WHAT YOU ARE ASKED TO DO >> List every individual identified by a full personal name in the case caption of the court decision below.

Case ID: me_46/html/0015-01.html
Source: Caselaw Access Project
Author: {"author": "Davis, J.", "license": "Public Domain", "url": "https://static.case.law/"}
Date Created: 2024-08-24T03:29:51.129683

White Mountain Bank versus Presbury West, and Patten & Hamlin, Trustees. Same versus West & Morse, & same Trustees. John M. Whipple versus West, Morse & Co., and same Trustees. Ebenezer Carleton, pet’r., versus White Mountain Bank. Same versus John M. Whipple.
    If one member of a firm, in purchasing property, so conducts himself as to lead the vendor to suppose that he is acting for the firm, he is thereby estopped, as against such vendor, from claiming that the sale was made to him alone.
    And. if the firm take the property so purchased and intermingle it with their own property of the same kind, and sell the whole together, giving no notice that one member of the firm owns any part thereof in severalty, the purchaser is liable to the firm only for the price. The member of the firm claiming exclusive title could not maintain an action in his own name alone for any part of the price; nor can his private creditors maintain a trustee process against such purchaser.
    The laws of New Hampshire prohibit a mortgager of personal property, under certain penalties, from selling the same without the consent in writing of the mortgagee, indorsed upon the mortgage, and entered in the margin of the record. A mortgagee gave such consent in writing, but it was not indorsed nor entered upon the record as the statute directs ; and the mortgager thereupon sold the property in this State. It was held, that whether such consent was sufficient to protect the mortgager from his liabilities under the statute or not, the mortgagee was thereby estopped, as against the purchaser, from setting up any claim of title.
    If a factor receives goods, and makes advances upon them, to be reimbursed from the proceeds, when sold, and is then summoned as the trustee of the owner, he is not thereby divested of his right to sell the, goods. The credit- or, by the trustee process, is only subrogated to the rights of the debtor.

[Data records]
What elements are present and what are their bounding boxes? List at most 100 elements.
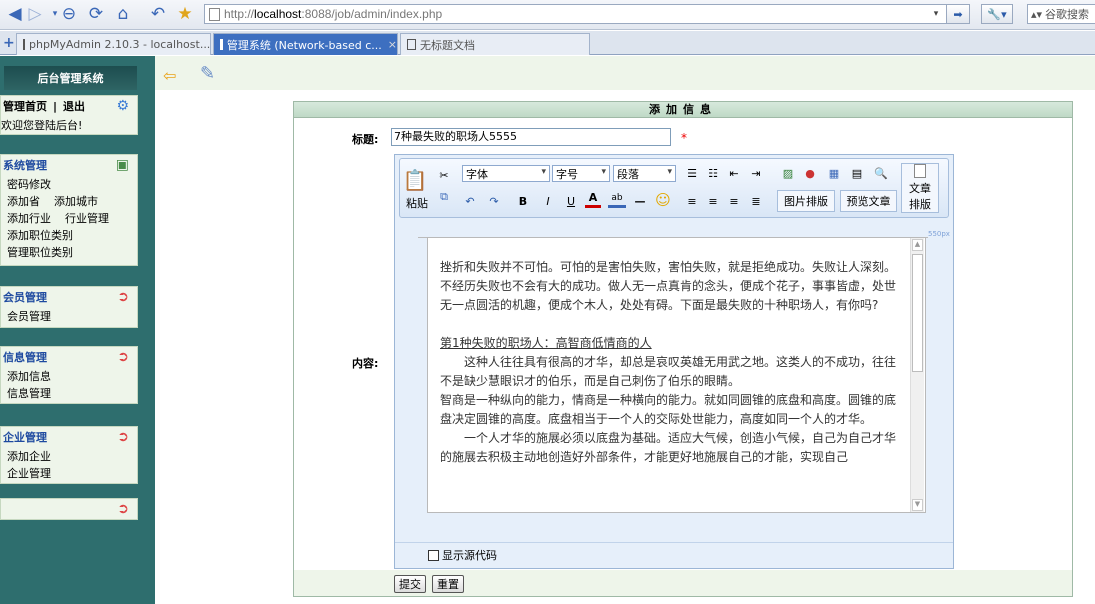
outdent-icon[interactable]: ⇤ — [726, 165, 742, 182]
paste-icon[interactable]: 📋 — [403, 166, 428, 194]
ordered-list-icon[interactable]: ☰ — [684, 165, 700, 182]
reset-button[interactable]: 重置 — [432, 575, 464, 593]
editor-content-area[interactable]: 挫折和失败并不可怕。可怕的是害怕失败，害怕失败，就是拒绝成功。失败让人深刻。不经… — [427, 237, 926, 513]
show-source-toggle[interactable]: 显示源代码 — [428, 547, 497, 563]
horizontal-rule-icon[interactable]: — — [632, 192, 648, 210]
tab-phpmyadmin[interactable]: phpMyAdmin 2.10.3 - localhost... — [16, 33, 211, 55]
address-bar[interactable]: http://localhost:8088/job/admin/index.ph… — [204, 4, 964, 24]
image-icon[interactable]: ▨ — [780, 165, 796, 182]
gear-icon: ⚙ — [116, 98, 129, 114]
align-center-icon[interactable]: ≡ — [705, 192, 721, 210]
menu-link[interactable]: 添加信息 — [7, 368, 51, 384]
scroll-up-icon[interactable]: ▲ — [912, 239, 923, 251]
paragraph-select[interactable]: 段落 ▾ — [613, 165, 676, 182]
menu-link[interactable]: 管理职位类别 — [7, 244, 73, 260]
list-item[interactable]: 添加职位类别 — [1, 226, 137, 243]
copy-icon[interactable]: ⧉ — [437, 190, 451, 204]
bold-icon[interactable]: B — [515, 192, 531, 210]
pen-icon[interactable]: ✎ — [200, 63, 215, 84]
bookmark-star-icon[interactable]: ★ — [174, 3, 196, 25]
menu-link[interactable]: 添加行业 — [7, 210, 51, 226]
panel-title: 系统管理 ▣ — [1, 155, 137, 175]
tab-label: 管理系统 (Network-based c... — [226, 38, 382, 52]
undo-icon[interactable]: ↶ — [461, 192, 479, 210]
menu-link[interactable]: 企业管理 — [7, 465, 51, 481]
flash-icon[interactable]: ● — [802, 165, 818, 182]
separator: | — [53, 99, 58, 113]
tab-label: 无标题文档 — [420, 38, 475, 52]
align-right-icon[interactable]: ≡ — [726, 192, 742, 210]
list-item[interactable]: 信息管理 — [1, 384, 137, 401]
list-item[interactable]: 添加信息 — [1, 367, 137, 384]
panel-title: ➲ — [1, 499, 137, 519]
list-item[interactable]: 添加企业 — [1, 447, 137, 464]
refresh-icon[interactable]: ⟳ — [85, 3, 107, 25]
list-item[interactable]: 会员管理 — [1, 307, 137, 324]
new-tab-icon[interactable]: + — [3, 35, 15, 51]
undo-icon[interactable]: ↶ — [147, 3, 169, 25]
submit-button[interactable]: 提交 — [394, 575, 426, 593]
menu-link[interactable]: 添加省 — [7, 193, 40, 209]
content-label: 内容: — [352, 357, 379, 370]
panel-badge-icon: ➲ — [117, 501, 129, 517]
form-heading: 添加信息 — [294, 102, 1072, 118]
editor-scrollbar[interactable]: ▲ ▼ — [910, 238, 924, 512]
list-item[interactable]: 企业管理 — [1, 464, 137, 481]
forward-arrow-icon[interactable]: ▷ — [24, 3, 46, 25]
underline-icon[interactable]: U — [563, 192, 579, 210]
font-select-value: 字体 — [466, 167, 488, 181]
tab-admin-system[interactable]: 管理系统 (Network-based c... × — [213, 33, 398, 55]
title-input[interactable]: 7种最失败的职场人5555 — [391, 128, 671, 146]
tools-icon[interactable]: 🔧▾ — [981, 4, 1013, 24]
panel-system-management: 系统管理 ▣ 密码修改 添加省 添加城市 添加行业 行业管理 添加职位类别 管理职位类… — [0, 154, 138, 266]
home-link[interactable]: 管理首页 — [3, 98, 47, 114]
menu-link[interactable]: 会员管理 — [7, 308, 51, 324]
panel-enterprise-management: 企业管理 ➲ 添加企业 企业管理 — [0, 426, 138, 484]
indent-icon[interactable]: ⇥ — [748, 165, 764, 182]
tab-untitled[interactable]: 无标题文档 — [400, 33, 590, 55]
align-left-icon[interactable]: ≡ — [684, 192, 700, 210]
search-placeholder: 谷歌搜索 — [1045, 8, 1090, 21]
document-icon — [914, 164, 926, 178]
font-color-icon[interactable]: A — [585, 190, 601, 208]
highlight-icon[interactable]: ab — [608, 190, 626, 208]
paragraph: 挫折和失败并不可怕。可怕的是害怕失败，害怕失败，就是拒绝成功。失败让人深刻。不经… — [440, 260, 897, 312]
back-arrow-icon[interactable]: ◀ — [4, 3, 26, 25]
table-icon[interactable]: ▦ — [826, 165, 842, 182]
redo-icon[interactable]: ↷ — [485, 192, 503, 210]
home-icon[interactable]: ⌂ — [112, 3, 134, 25]
document-icon — [407, 39, 416, 50]
back-arrow-icon[interactable]: ⇦ — [163, 66, 176, 85]
scroll-thumb[interactable] — [912, 254, 923, 372]
italic-icon[interactable]: I — [540, 192, 556, 210]
template-icon[interactable]: ▤ — [849, 165, 865, 182]
logout-link[interactable]: 退出 — [63, 98, 85, 114]
size-select[interactable]: 字号 ▾ — [552, 165, 610, 182]
list-item[interactable]: 密码修改 — [1, 175, 137, 192]
menu-link[interactable]: 添加企业 — [7, 448, 51, 464]
stop-icon[interactable]: ⊖ — [58, 3, 80, 25]
menu-link[interactable]: 添加职位类别 — [7, 227, 73, 243]
tab-close-icon[interactable]: × — [388, 38, 397, 51]
list-item[interactable]: 管理职位类别 — [1, 243, 137, 260]
menu-link[interactable]: 密码修改 — [7, 176, 51, 192]
go-arrow-icon[interactable]: ➡ — [946, 4, 970, 24]
menu-link[interactable]: 信息管理 — [7, 385, 51, 401]
menu-link[interactable]: 添加城市 — [54, 193, 98, 209]
required-mark: * — [681, 131, 687, 145]
paste-button[interactable]: 粘贴 — [404, 196, 430, 210]
image-layout-button[interactable]: 图片排版 — [777, 190, 835, 212]
scroll-down-icon[interactable]: ▼ — [912, 499, 923, 511]
url-dropdown-icon[interactable]: ▾ — [928, 4, 944, 24]
article-layout-button[interactable]: 文章 排版 — [901, 163, 939, 213]
font-select[interactable]: 字体 ▾ — [462, 165, 550, 182]
search-icon[interactable]: 🔍 — [872, 165, 890, 182]
justify-icon[interactable]: ≣ — [748, 192, 764, 210]
search-input[interactable]: ▴▾ 谷歌搜索 — [1027, 4, 1095, 24]
emoticon-icon[interactable]: ☺ — [654, 191, 672, 209]
cut-icon[interactable]: ✂ — [437, 168, 451, 182]
unordered-list-icon[interactable]: ☷ — [705, 165, 721, 182]
show-source-checkbox[interactable] — [428, 549, 439, 561]
menu-link[interactable]: 行业管理 — [65, 210, 109, 226]
preview-article-button[interactable]: 预览文章 — [840, 190, 897, 212]
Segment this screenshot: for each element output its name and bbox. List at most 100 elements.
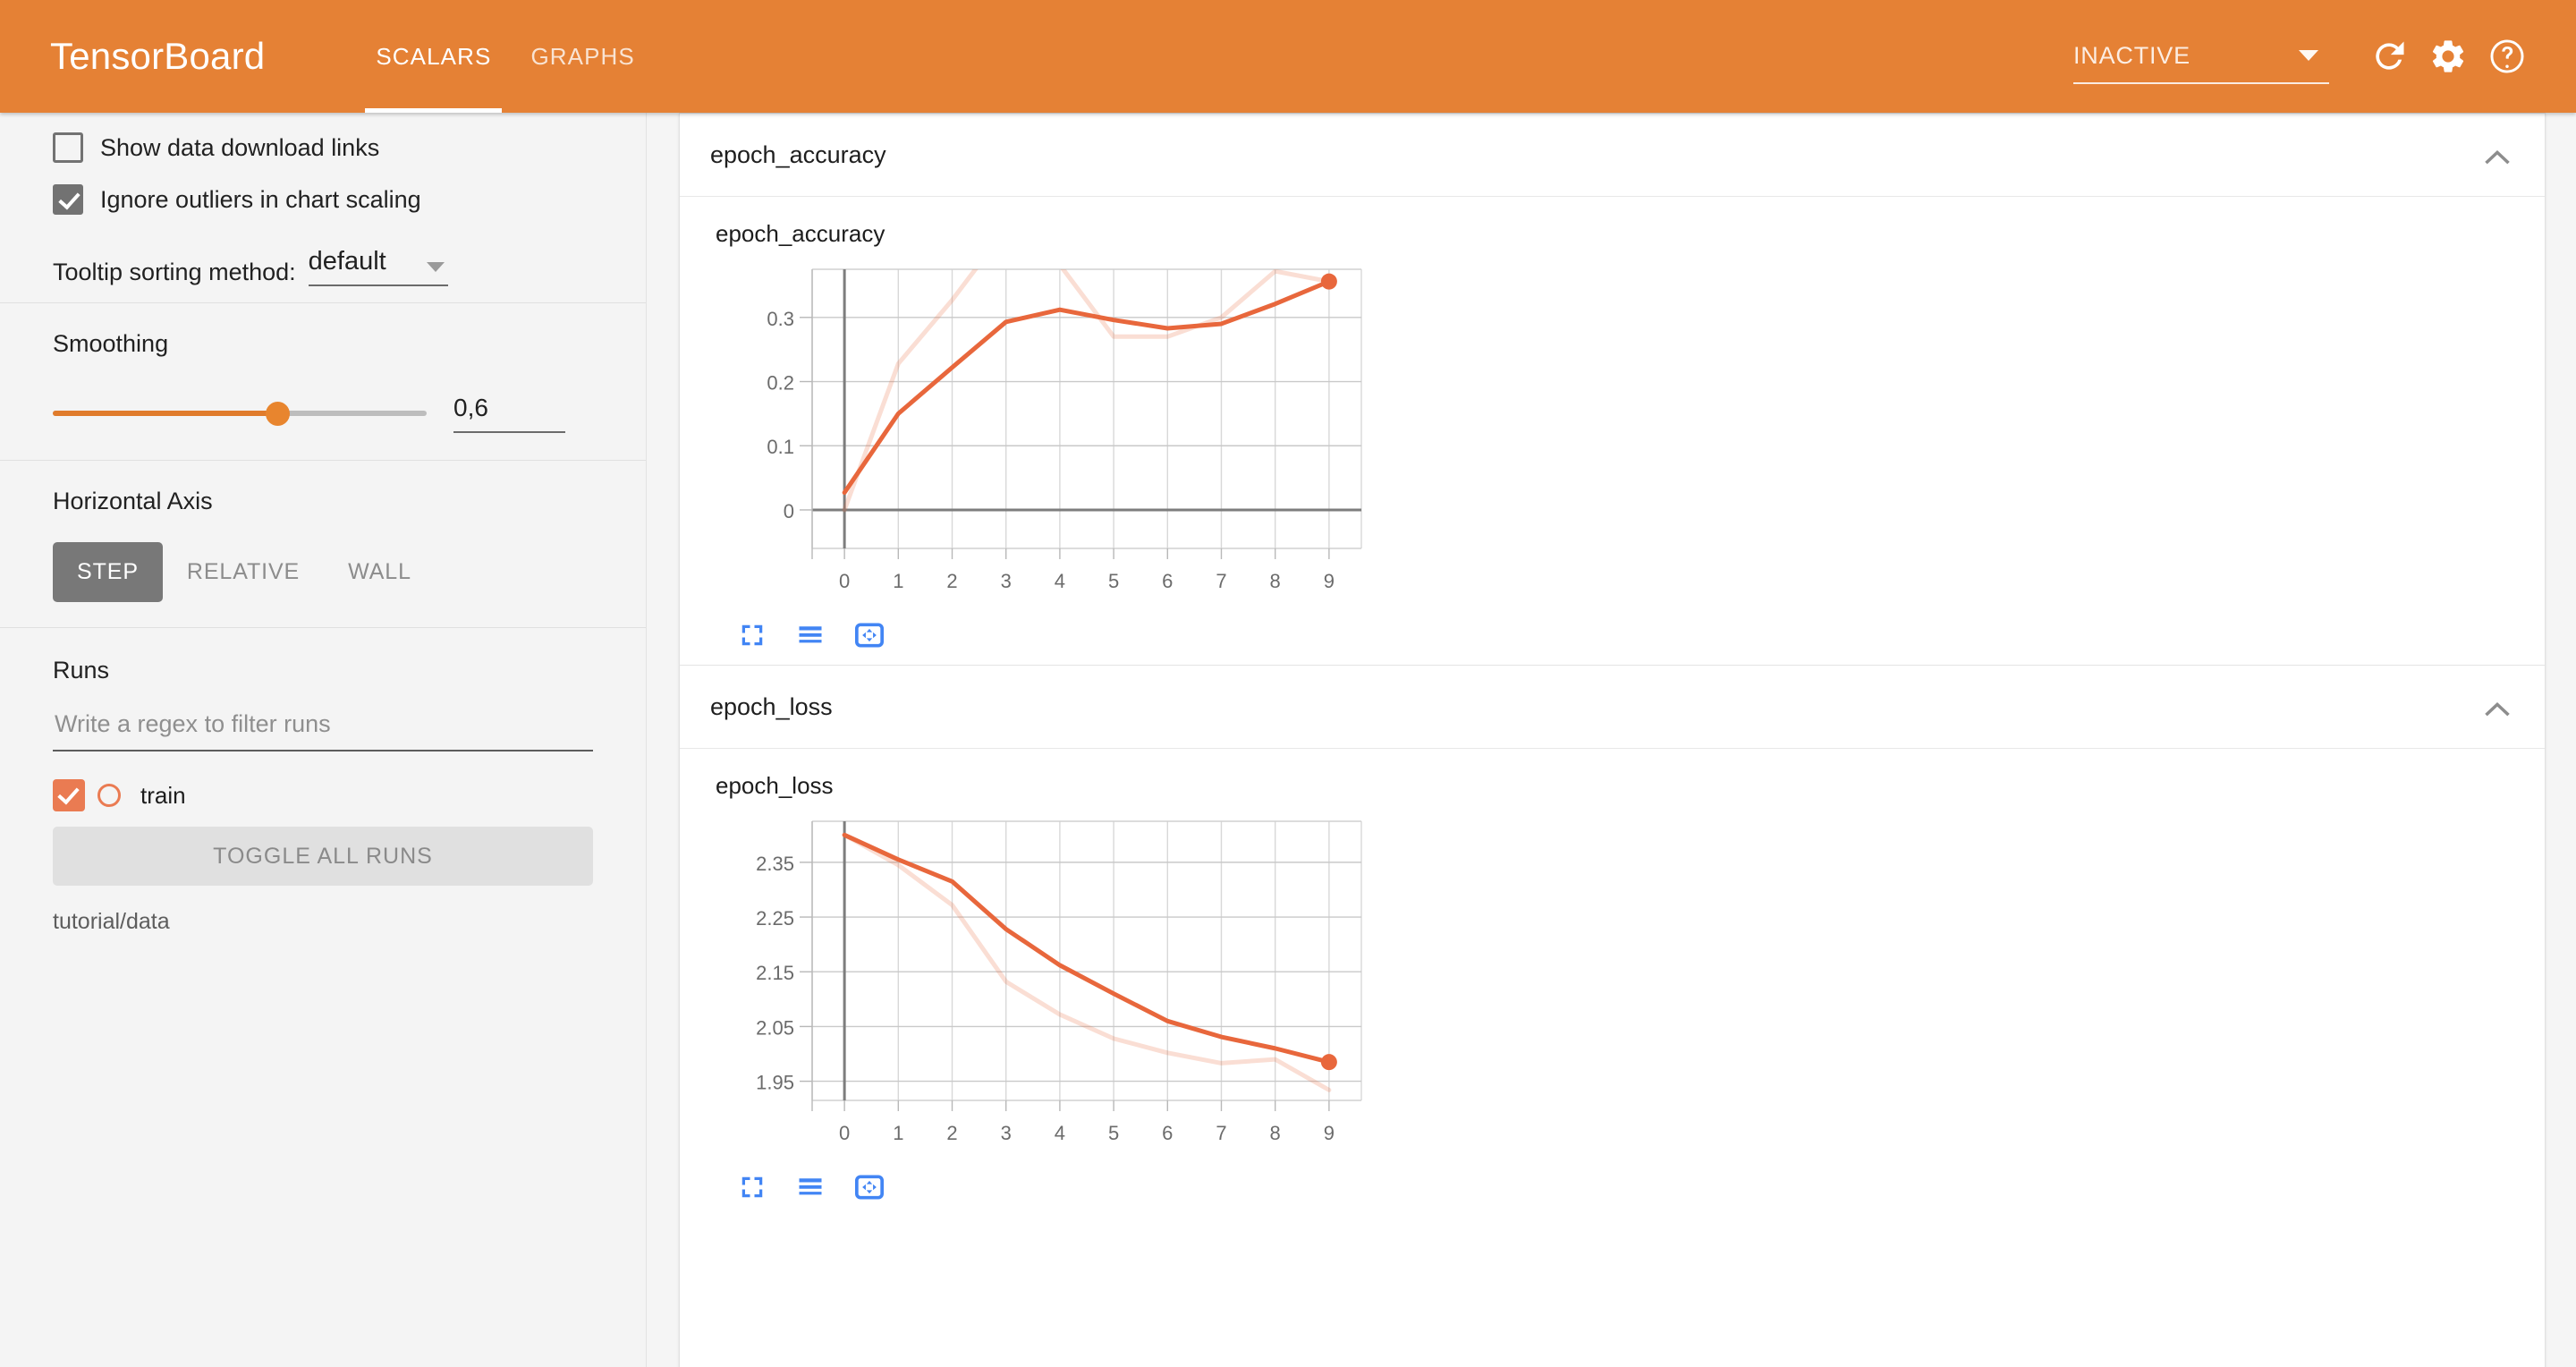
tab-scalars-label: SCALARS [376, 42, 492, 70]
svg-text:3: 3 [1001, 570, 1012, 592]
display-options-section: Show data download links Ignore outliers… [0, 113, 646, 303]
svg-text:1: 1 [893, 570, 903, 592]
runs-title: Runs [53, 657, 110, 684]
category-epoch-accuracy: epoch_accuracy epoch_accuracy 0 0.1 0.2 0.3… [680, 114, 2545, 666]
category-body-epoch-loss: epoch_loss 1.95 2.05 2.15 2.25 2.35 0 1 2 3 4 5 6 7 8… [680, 748, 2545, 1217]
horizontal-axis-options: STEP RELATIVE WALL [0, 542, 646, 602]
run-item-train[interactable]: train [0, 779, 646, 811]
svg-text:0.3: 0.3 [767, 308, 794, 330]
gear-icon[interactable] [2419, 27, 2478, 86]
settings-sidebar: Show data download links Ignore outliers… [0, 113, 647, 1367]
category-epoch-loss: epoch_loss epoch_loss 1.95 2.05 2.15 2.25 2.… [680, 666, 2545, 1217]
svg-text:9: 9 [1324, 1122, 1335, 1144]
svg-text:2.35: 2.35 [756, 853, 794, 875]
chart-title-epoch-loss: epoch_loss [716, 772, 834, 799]
category-body-epoch-accuracy: epoch_accuracy 0 0.1 0.2 0.3 0 1 2 3 4 5 6 7 8 9 [680, 196, 2545, 665]
svg-text:8: 8 [1270, 570, 1281, 592]
app-title: TensorBoard [50, 35, 266, 77]
svg-text:4: 4 [1055, 1122, 1065, 1144]
svg-text:7: 7 [1216, 570, 1226, 592]
chart-toolbar-epoch-loss [716, 1174, 2545, 1201]
show-download-links-checkbox[interactable] [53, 132, 83, 163]
app-header: TensorBoard SCALARS GRAPHS INACTIVE [0, 0, 2576, 113]
svg-text:4: 4 [1055, 570, 1065, 592]
header-actions: INACTIVE [2073, 0, 2537, 113]
svg-text:0: 0 [784, 500, 794, 522]
axis-option-wall[interactable]: WALL [324, 542, 436, 602]
tab-scalars[interactable]: SCALARS [356, 0, 511, 113]
tooltip-sorting-row: Tooltip sorting method: default [0, 247, 646, 286]
smoothing-slider[interactable] [53, 402, 427, 426]
category-title-epoch-accuracy: epoch_accuracy [710, 140, 886, 168]
runs-section: Runs train TOGGLE ALL RUNS tutorial/data [0, 628, 646, 951]
svg-text:7: 7 [1216, 1122, 1226, 1144]
main-content: epoch_accuracy epoch_accuracy 0 0.1 0.2 0.3… [647, 113, 2576, 1367]
scalars-panel: epoch_accuracy epoch_accuracy 0 0.1 0.2 0.3… [679, 113, 2546, 1367]
smoothing-section: Smoothing 0,6 [0, 303, 646, 461]
option-ignore-outliers[interactable]: Ignore outliers in chart scaling [0, 184, 646, 215]
logdir-path: tutorial/data [53, 909, 170, 934]
chart-toolbar-epoch-accuracy [716, 622, 2545, 649]
main-tabs: SCALARS GRAPHS [356, 0, 655, 113]
svg-text:6: 6 [1162, 1122, 1173, 1144]
svg-text:1.95: 1.95 [756, 1072, 794, 1094]
tooltip-sorting-value: default [308, 247, 386, 276]
svg-text:8: 8 [1270, 1122, 1281, 1144]
chevron-up-icon[interactable] [2482, 698, 2512, 722]
chevron-up-icon[interactable] [2482, 146, 2512, 170]
svg-text:2: 2 [946, 1122, 957, 1144]
slider-knob[interactable] [265, 402, 290, 426]
run-status-value: INACTIVE [2073, 41, 2190, 69]
toggle-all-runs-button[interactable]: TOGGLE ALL RUNS [53, 827, 593, 886]
runs-filter-field[interactable] [53, 709, 593, 751]
runs-filter-input[interactable] [53, 709, 593, 739]
chart-epoch-loss[interactable]: 1.95 2.05 2.15 2.25 2.35 0 1 2 3 4 5 6 7 8 9 [716, 809, 1377, 1167]
horizontal-axis-section: Horizontal Axis STEP RELATIVE WALL [0, 461, 646, 628]
ignore-outliers-checkbox[interactable] [53, 184, 83, 215]
svg-text:0.2: 0.2 [767, 372, 794, 395]
svg-text:5: 5 [1108, 570, 1119, 592]
chevron-down-icon [426, 262, 445, 272]
svg-text:2.15: 2.15 [756, 962, 794, 984]
page-body: Show data download links Ignore outliers… [0, 113, 2576, 1367]
category-header-epoch-accuracy[interactable]: epoch_accuracy [680, 114, 2545, 196]
smoothing-value: 0,6 [453, 394, 488, 421]
data-series-icon[interactable] [797, 622, 824, 649]
svg-text:9: 9 [1324, 570, 1335, 592]
chart-card-epoch-loss: epoch_loss 1.95 2.05 2.15 2.25 2.35 0 1 2 3 4 5 6 7 8… [680, 749, 2545, 1201]
option-show-download-links[interactable]: Show data download links [0, 132, 646, 163]
svg-text:0.1: 0.1 [767, 436, 794, 458]
horizontal-axis-title: Horizontal Axis [53, 488, 213, 514]
axis-option-step[interactable]: STEP [53, 542, 163, 602]
category-header-epoch-loss[interactable]: epoch_loss [680, 666, 2545, 748]
svg-text:0: 0 [839, 1122, 850, 1144]
smoothing-title: Smoothing [53, 330, 169, 357]
reset-axes-icon[interactable] [855, 622, 884, 649]
tab-graphs[interactable]: GRAPHS [511, 0, 654, 113]
svg-text:0: 0 [839, 570, 850, 592]
fullscreen-icon[interactable] [739, 1174, 766, 1201]
run-train-color-dot [97, 784, 121, 807]
tooltip-sorting-dropdown[interactable]: default [308, 247, 448, 286]
chart-epoch-accuracy[interactable]: 0 0.1 0.2 0.3 0 1 2 3 4 5 6 7 8 9 [716, 257, 1377, 615]
svg-text:2: 2 [946, 570, 957, 592]
chart-card-epoch-accuracy: epoch_accuracy 0 0.1 0.2 0.3 0 1 2 3 4 5 6 7 8 9 [680, 197, 2545, 649]
svg-text:6: 6 [1162, 570, 1173, 592]
chart-title-epoch-accuracy: epoch_accuracy [716, 220, 886, 247]
smoothing-value-field[interactable]: 0,6 [453, 394, 565, 433]
ignore-outliers-label: Ignore outliers in chart scaling [100, 185, 421, 213]
refresh-icon[interactable] [2360, 27, 2419, 86]
tab-graphs-label: GRAPHS [530, 42, 635, 70]
svg-text:5: 5 [1108, 1122, 1119, 1144]
run-train-checkbox[interactable] [53, 779, 85, 811]
help-icon[interactable] [2478, 27, 2537, 86]
axis-option-relative[interactable]: RELATIVE [163, 542, 324, 602]
run-status-dropdown[interactable]: INACTIVE [2073, 29, 2329, 84]
svg-text:3: 3 [1001, 1122, 1012, 1144]
reset-axes-icon[interactable] [855, 1174, 884, 1201]
svg-text:2.25: 2.25 [756, 907, 794, 930]
data-series-icon[interactable] [797, 1174, 824, 1201]
run-train-label: train [140, 781, 186, 809]
fullscreen-icon[interactable] [739, 622, 766, 649]
svg-text:1: 1 [893, 1122, 903, 1144]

SOLUTION BELOW >>
Presbury West
John M. Whipple
Ebenezer Carleton